# Data excerpts

***

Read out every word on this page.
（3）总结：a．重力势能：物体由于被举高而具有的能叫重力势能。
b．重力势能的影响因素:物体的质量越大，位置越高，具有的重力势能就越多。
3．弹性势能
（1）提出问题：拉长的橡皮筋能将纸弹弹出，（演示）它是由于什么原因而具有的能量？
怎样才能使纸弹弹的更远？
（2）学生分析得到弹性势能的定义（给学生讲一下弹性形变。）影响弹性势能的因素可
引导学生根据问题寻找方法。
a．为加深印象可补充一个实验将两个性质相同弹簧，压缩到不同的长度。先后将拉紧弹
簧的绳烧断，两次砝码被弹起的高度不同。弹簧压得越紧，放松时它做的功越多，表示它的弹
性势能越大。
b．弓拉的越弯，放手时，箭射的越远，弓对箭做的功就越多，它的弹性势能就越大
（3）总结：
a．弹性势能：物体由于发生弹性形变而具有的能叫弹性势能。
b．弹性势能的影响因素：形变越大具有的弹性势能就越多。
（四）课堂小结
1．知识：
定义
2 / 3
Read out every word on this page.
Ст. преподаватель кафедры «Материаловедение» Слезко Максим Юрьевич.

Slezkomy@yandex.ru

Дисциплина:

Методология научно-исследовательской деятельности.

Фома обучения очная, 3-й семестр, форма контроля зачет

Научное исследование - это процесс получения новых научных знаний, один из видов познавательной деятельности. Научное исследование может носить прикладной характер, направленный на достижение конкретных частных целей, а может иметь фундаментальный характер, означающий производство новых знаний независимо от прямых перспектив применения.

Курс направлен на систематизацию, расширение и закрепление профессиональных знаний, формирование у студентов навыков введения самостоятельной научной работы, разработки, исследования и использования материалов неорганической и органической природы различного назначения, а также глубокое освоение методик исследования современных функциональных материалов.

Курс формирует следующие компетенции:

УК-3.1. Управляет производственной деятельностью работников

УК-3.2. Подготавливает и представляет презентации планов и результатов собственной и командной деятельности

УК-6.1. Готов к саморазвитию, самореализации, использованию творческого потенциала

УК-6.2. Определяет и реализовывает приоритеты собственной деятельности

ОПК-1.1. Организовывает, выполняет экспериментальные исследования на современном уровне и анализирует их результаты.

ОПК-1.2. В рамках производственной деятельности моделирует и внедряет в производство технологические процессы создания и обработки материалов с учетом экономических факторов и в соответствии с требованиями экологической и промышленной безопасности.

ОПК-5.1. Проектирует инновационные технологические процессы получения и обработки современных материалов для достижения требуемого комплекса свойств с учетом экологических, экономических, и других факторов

***

# Exercise details
Return every entry verbatim.

# Problem solution
Read out every word on this page.
（3）总结：a．重力势能：物体由于被举高而具有的能叫重力势能。
b．重力势能的影响因素:物体的质量越大，位置越高，具有的重力势能就越多。
3．弹性势能
（1）提出问题：拉长的橡皮筋能将纸弹弹出，（演示）它是由于什么原因而具有的能量？
怎样才能使纸弹弹的更远？
（2）学生分析得到弹性势能的定义（给学生讲一下弹性形变。）影响弹性势能的因素可
引导学生根据问题寻找方法。
a．为加深印象可补充一个实验将两个性质相同弹簧，压缩到不同的长度。先后将拉紧弹
簧的绳烧断，两次砝码被弹起的高度不同。弹簧压得越紧，放松时它做的功越多，表示它的弹
性势能越大。
b．弓拉的越弯，放手时，箭射的越远，弓对箭做的功就越多，它的弹性势能就越大
（3）总结：
a．弹性势能：物体由于发生弹性形变而具有的能叫弹性势能。
b．弹性势能的影响因素：形变越大具有的弹性势能就越多。
（四）课堂小结
1．知识：
定义
2 / 3
Read out every word on this page.
Ст. преподаватель кафедры «Материаловедение» Слезко Максим Юрьевич.

Slezkomy@yandex.ru

Дисциплина:

Методология научно-исследовательской деятельности.

Фома обучения очная, 3-й семестр, форма контроля зачет

Научное исследование - это процесс получения новых научных знаний, один из видов познавательной деятельности. Научное исследование может носить прикладной характер, направленный на достижение конкретных частных целей, а может иметь фундаментальный характер, означающий производство новых знаний независимо от прямых перспектив применения.

Курс направлен на систематизацию, расширение и закрепление профессиональных знаний, формирование у студентов навыков введения самостоятельной научной работы, разработки, исследования и использования материалов неорганической и органической природы различного назначения, а также глубокое освоение методик исследования современных функциональных материалов.

Курс формирует следующие компетенции:

УК-3.1. Управляет производственной деятельностью работников

УК-3.2. Подготавливает и представляет презентации планов и результатов собственной и командной деятельности

УК-6.1. Готов к саморазвитию, самореализации, использованию творческого потенциала

УК-6.2. Определяет и реализовывает приоритеты собственной деятельности

ОПК-1.1. Организовывает, выполняет экспериментальные исследования на современном уровне и анализирует их результаты.

ОПК-1.2. В рамках производственной деятельности моделирует и внедряет в производство технологические процессы создания и обработки материалов с учетом экономических факторов и в соответствии с требованиями экологической и промышленной безопасности.

ОПК-5.1. Проектирует инновационные технологические процессы получения и обработки современных материалов для достижения требуемого комплекса свойств с учетом экологических, экономических, и других факторов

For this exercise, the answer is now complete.